Collection entries:

* * *

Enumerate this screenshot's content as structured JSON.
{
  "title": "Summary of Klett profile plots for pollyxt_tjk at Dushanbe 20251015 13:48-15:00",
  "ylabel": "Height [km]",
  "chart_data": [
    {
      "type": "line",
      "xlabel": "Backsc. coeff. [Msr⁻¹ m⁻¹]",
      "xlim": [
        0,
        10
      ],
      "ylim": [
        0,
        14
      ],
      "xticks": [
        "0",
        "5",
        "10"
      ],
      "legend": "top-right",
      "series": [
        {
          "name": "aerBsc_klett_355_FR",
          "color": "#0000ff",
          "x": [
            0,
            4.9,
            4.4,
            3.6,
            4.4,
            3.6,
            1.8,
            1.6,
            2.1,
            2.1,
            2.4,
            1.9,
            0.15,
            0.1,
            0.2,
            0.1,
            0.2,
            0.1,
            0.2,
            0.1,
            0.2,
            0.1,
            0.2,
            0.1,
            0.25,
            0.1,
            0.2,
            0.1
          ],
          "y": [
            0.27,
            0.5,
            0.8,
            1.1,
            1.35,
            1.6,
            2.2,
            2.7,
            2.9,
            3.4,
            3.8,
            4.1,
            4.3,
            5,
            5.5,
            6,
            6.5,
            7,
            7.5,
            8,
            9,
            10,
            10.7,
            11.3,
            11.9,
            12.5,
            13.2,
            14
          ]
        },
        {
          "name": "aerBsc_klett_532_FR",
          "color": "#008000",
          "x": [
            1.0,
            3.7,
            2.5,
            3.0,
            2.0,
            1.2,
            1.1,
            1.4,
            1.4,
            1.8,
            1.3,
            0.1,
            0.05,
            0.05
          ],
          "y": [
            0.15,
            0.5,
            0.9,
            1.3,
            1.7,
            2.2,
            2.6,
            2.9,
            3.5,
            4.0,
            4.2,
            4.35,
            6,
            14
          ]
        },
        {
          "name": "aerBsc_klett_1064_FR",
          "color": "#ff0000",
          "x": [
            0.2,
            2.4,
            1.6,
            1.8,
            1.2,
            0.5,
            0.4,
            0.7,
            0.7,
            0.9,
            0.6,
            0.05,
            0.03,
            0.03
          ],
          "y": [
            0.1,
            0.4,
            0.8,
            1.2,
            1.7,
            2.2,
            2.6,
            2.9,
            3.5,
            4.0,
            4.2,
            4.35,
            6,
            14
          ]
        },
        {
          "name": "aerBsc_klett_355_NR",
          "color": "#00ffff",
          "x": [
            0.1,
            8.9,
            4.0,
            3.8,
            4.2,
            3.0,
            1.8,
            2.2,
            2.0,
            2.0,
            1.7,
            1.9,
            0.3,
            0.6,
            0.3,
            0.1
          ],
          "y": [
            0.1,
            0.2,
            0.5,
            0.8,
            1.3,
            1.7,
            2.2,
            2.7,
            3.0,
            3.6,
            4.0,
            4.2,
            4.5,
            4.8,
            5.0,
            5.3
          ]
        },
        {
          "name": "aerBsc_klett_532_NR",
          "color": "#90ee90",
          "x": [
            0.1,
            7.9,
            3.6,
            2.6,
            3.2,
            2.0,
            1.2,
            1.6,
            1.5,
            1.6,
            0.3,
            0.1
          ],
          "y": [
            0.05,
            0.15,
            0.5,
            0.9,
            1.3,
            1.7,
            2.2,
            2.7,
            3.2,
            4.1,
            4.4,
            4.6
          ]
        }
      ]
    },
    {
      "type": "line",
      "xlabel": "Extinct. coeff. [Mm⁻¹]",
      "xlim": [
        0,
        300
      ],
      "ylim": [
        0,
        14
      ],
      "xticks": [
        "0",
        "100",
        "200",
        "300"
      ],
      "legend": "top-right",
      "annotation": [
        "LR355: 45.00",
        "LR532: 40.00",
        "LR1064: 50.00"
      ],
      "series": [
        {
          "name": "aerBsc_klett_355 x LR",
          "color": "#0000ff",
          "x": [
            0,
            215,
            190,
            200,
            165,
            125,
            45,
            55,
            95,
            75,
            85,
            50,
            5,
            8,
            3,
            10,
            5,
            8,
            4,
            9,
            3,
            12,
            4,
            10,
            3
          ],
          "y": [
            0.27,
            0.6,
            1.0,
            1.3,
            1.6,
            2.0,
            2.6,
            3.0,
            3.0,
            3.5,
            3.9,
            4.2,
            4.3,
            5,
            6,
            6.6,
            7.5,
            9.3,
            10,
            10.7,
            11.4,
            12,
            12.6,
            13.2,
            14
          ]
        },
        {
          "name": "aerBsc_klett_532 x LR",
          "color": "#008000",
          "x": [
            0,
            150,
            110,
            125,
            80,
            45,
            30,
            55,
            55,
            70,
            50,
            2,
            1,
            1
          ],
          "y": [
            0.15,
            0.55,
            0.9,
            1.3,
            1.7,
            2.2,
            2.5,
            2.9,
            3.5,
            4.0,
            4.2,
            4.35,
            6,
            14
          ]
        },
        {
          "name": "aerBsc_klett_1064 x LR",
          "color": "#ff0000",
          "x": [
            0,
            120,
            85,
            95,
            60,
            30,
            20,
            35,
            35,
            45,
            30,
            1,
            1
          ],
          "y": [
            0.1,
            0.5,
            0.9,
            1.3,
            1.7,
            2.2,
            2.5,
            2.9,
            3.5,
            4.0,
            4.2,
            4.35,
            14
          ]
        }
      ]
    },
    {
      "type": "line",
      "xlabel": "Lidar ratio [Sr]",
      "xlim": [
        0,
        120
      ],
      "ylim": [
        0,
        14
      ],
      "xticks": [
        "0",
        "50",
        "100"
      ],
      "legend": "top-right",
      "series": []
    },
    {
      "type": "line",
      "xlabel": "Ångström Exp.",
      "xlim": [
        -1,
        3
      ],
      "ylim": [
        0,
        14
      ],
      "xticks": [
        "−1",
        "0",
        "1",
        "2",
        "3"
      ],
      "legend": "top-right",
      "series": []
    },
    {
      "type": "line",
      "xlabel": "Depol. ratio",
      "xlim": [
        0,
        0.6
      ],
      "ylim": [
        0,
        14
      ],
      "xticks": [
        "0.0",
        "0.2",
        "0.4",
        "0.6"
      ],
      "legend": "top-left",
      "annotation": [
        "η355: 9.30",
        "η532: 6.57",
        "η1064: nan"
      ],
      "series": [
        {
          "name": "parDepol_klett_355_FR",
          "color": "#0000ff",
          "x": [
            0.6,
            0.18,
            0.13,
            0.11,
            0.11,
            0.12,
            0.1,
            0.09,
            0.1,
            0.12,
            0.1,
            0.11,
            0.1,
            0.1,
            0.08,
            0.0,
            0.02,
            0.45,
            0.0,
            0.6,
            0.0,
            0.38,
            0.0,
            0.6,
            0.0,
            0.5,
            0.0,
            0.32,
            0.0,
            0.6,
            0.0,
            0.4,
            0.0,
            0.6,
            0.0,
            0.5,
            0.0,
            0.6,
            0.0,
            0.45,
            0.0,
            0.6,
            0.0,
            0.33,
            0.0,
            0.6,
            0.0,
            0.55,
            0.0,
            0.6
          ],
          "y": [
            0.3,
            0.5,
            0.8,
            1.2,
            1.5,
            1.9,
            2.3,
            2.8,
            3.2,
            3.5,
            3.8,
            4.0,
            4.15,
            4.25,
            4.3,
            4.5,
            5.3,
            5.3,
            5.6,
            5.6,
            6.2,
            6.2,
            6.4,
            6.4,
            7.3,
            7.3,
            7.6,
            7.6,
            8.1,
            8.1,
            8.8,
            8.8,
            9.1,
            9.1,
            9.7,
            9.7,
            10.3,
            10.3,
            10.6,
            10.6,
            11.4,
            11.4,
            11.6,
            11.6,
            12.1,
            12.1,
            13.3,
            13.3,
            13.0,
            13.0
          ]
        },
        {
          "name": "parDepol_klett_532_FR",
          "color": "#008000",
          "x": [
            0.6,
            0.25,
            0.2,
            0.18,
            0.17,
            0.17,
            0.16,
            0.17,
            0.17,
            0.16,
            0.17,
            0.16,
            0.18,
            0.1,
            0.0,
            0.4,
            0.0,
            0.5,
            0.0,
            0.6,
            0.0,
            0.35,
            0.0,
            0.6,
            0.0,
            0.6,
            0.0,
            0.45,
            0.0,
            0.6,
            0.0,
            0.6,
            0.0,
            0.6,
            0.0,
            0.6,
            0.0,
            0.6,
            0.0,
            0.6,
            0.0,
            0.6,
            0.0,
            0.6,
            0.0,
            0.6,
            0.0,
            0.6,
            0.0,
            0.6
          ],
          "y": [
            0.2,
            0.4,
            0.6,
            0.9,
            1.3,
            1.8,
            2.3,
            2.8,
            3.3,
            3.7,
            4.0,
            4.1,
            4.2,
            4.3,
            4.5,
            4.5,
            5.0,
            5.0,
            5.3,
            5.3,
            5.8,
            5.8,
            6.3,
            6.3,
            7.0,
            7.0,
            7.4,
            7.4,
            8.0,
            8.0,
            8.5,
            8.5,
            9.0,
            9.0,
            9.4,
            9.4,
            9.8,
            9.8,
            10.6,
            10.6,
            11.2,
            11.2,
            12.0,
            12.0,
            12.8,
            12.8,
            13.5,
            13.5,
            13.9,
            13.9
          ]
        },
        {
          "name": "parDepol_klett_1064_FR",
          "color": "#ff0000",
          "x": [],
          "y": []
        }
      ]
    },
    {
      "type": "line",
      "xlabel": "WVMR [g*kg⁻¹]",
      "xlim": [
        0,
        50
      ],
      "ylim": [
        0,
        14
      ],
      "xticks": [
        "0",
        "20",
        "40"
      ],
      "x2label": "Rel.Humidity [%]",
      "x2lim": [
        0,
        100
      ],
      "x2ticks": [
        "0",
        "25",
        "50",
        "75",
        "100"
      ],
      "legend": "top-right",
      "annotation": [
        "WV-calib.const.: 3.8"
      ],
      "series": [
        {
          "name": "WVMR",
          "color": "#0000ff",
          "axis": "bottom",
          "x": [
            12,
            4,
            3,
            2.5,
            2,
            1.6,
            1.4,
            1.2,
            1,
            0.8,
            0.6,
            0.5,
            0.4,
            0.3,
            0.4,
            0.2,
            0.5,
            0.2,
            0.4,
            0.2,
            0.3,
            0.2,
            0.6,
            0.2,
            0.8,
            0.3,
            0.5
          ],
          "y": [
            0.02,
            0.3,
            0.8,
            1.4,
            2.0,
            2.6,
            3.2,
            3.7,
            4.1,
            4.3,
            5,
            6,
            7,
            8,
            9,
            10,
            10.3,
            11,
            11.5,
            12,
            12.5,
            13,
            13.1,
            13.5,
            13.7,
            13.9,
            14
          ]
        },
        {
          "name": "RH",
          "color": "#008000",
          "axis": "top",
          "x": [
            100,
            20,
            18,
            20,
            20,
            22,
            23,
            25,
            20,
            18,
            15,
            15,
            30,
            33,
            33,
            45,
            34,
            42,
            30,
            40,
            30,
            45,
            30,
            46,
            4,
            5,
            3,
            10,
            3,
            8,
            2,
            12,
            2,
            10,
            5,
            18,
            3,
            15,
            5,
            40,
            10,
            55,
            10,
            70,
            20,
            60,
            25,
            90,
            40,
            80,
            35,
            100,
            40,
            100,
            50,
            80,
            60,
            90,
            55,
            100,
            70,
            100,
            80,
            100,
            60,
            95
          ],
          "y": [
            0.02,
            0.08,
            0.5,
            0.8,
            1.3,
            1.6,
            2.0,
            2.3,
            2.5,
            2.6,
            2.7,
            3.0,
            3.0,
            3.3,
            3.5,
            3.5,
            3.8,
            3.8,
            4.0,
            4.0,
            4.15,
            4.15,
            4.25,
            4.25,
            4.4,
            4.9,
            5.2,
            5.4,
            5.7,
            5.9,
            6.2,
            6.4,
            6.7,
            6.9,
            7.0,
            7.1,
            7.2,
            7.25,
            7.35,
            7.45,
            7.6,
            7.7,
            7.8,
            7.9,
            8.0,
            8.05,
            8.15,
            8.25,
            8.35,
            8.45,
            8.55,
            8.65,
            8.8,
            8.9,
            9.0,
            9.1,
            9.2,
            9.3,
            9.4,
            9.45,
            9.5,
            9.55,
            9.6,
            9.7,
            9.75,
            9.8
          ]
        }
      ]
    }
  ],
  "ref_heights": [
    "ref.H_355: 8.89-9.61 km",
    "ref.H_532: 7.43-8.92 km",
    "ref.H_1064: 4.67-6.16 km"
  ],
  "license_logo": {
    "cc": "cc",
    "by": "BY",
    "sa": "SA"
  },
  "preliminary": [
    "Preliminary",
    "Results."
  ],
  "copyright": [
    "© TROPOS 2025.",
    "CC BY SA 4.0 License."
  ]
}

* * *

__STATED EXERCISE__.
Copy each line of the listing in which the word "ratio" can be found.

__SOLUTION__.
      "xlabel": "Lidar ratio [Sr]",
      "xlabel": "Depol. ratio",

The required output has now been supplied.